[Part of a data file]
>>
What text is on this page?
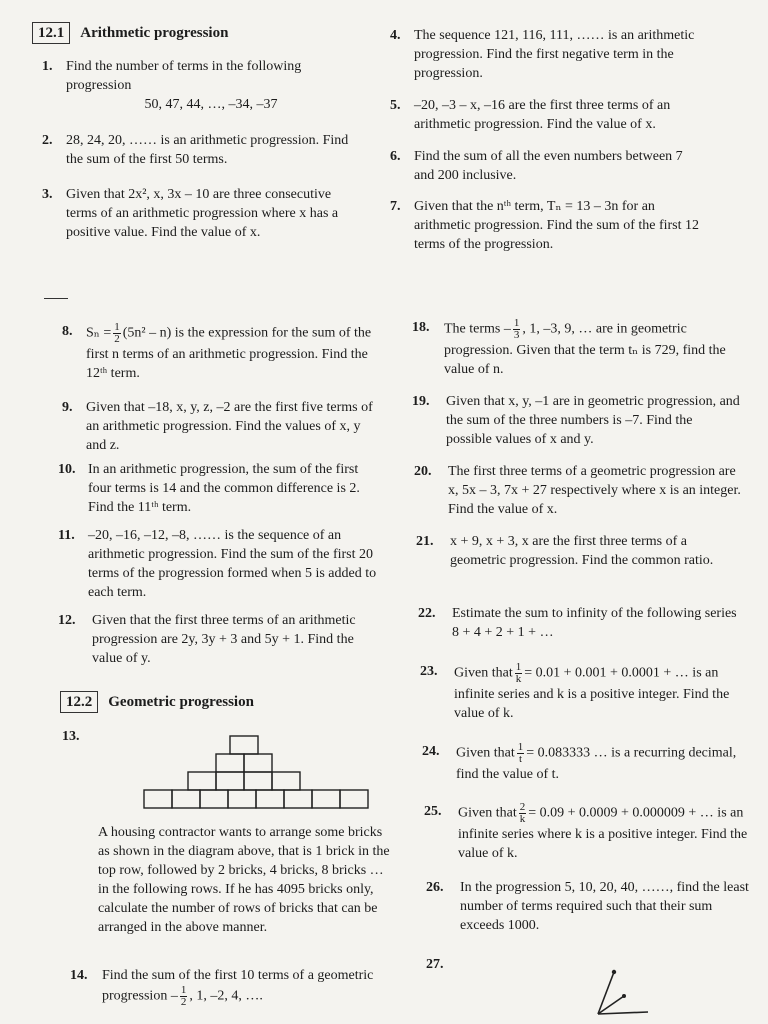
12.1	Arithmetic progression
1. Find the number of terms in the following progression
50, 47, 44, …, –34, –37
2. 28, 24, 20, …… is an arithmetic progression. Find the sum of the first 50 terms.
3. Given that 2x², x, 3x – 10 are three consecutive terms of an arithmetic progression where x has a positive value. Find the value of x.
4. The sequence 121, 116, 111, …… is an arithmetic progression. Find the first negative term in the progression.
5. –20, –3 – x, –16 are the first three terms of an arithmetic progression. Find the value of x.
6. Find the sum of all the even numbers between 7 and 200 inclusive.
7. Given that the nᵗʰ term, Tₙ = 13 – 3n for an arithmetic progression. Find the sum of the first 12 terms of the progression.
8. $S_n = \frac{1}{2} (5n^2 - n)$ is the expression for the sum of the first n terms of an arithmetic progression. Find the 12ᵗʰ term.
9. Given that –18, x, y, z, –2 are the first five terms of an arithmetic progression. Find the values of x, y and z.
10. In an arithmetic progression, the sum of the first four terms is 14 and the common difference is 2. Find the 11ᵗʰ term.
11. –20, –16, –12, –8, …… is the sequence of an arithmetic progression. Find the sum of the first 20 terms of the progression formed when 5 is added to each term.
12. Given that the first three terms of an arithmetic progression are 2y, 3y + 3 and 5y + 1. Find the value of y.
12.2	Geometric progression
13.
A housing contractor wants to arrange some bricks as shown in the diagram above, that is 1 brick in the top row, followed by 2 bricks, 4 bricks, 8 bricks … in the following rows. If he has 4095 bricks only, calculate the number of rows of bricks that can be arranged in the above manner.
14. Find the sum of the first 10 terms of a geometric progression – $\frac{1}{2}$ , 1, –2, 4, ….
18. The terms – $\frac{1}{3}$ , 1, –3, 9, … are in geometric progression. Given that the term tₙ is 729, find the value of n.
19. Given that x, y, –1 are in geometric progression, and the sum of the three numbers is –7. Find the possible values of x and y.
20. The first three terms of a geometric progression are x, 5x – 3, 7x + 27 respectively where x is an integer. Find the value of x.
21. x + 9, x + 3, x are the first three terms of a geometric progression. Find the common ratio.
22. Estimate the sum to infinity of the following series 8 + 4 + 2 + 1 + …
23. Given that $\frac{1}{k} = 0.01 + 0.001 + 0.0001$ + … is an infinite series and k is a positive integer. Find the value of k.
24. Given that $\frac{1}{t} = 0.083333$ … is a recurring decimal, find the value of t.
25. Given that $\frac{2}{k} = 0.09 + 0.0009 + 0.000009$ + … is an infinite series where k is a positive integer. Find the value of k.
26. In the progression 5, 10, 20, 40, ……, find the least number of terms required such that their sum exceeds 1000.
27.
<<
Omit the pictures, then quote the rest of the material above exactly.

Solution:
What text is on this page?
12.1	Arithmetic progression
1. Find the number of terms in the following progression
50, 47, 44, …, –34, –37
2. 28, 24, 20, …… is an arithmetic progression. Find the sum of the first 50 terms.
3. Given that 2x², x, 3x – 10 are three consecutive terms of an arithmetic progression where x has a positive value. Find the value of x.
4. The sequence 121, 116, 111, …… is an arithmetic progression. Find the first negative term in the progression.
5. –20, –3 – x, –16 are the first three terms of an arithmetic progression. Find the value of x.
6. Find the sum of all the even numbers between 7 and 200 inclusive.
7. Given that the nᵗʰ term, Tₙ = 13 – 3n for an arithmetic progression. Find the sum of the first 12 terms of the progression.
8. $S_n = \frac{1}{2} (5n^2 - n)$ is the expression for the sum of the first n terms of an arithmetic progression. Find the 12ᵗʰ term.
9. Given that –18, x, y, z, –2 are the first five terms of an arithmetic progression. Find the values of x, y and z.
10. In an arithmetic progression, the sum of the first four terms is 14 and the common difference is 2. Find the 11ᵗʰ term.
11. –20, –16, –12, –8, …… is the sequence of an arithmetic progression. Find the sum of the first 20 terms of the progression formed when 5 is added to each term.
12. Given that the first three terms of an arithmetic progression are 2y, 3y + 3 and 5y + 1. Find the value of y.
12.2	Geometric progression
13.
A housing contractor wants to arrange some bricks as shown in the diagram above, that is 1 brick in the top row, followed by 2 bricks, 4 bricks, 8 bricks … in the following rows. If he has 4095 bricks only, calculate the number of rows of bricks that can be arranged in the above manner.
14. Find the sum of the first 10 terms of a geometric progression – $\frac{1}{2}$ , 1, –2, 4, ….
18. The terms – $\frac{1}{3}$ , 1, –3, 9, … are in geometric progression. Given that the term tₙ is 729, find the value of n.
19. Given that x, y, –1 are in geometric progression, and the sum of the three numbers is –7. Find the possible values of x and y.
20. The first three terms of a geometric progression are x, 5x – 3, 7x + 27 respectively where x is an integer. Find the value of x.
21. x + 9, x + 3, x are the first three terms of a geometric progression. Find the common ratio.
22. Estimate the sum to infinity of the following series 8 + 4 + 2 + 1 + …
23. Given that $\frac{1}{k} = 0.01 + 0.001 + 0.0001$ + … is an infinite series and k is a positive integer. Find the value of k.
24. Given that $\frac{1}{t} = 0.083333$ … is a recurring decimal, find the value of t.
25. Given that $\frac{2}{k} = 0.09 + 0.0009 + 0.000009$ + … is an infinite series where k is a positive integer. Find the value of k.
26. In the progression 5, 10, 20, 40, ……, find the least number of terms required such that their sum exceeds 1000.
27.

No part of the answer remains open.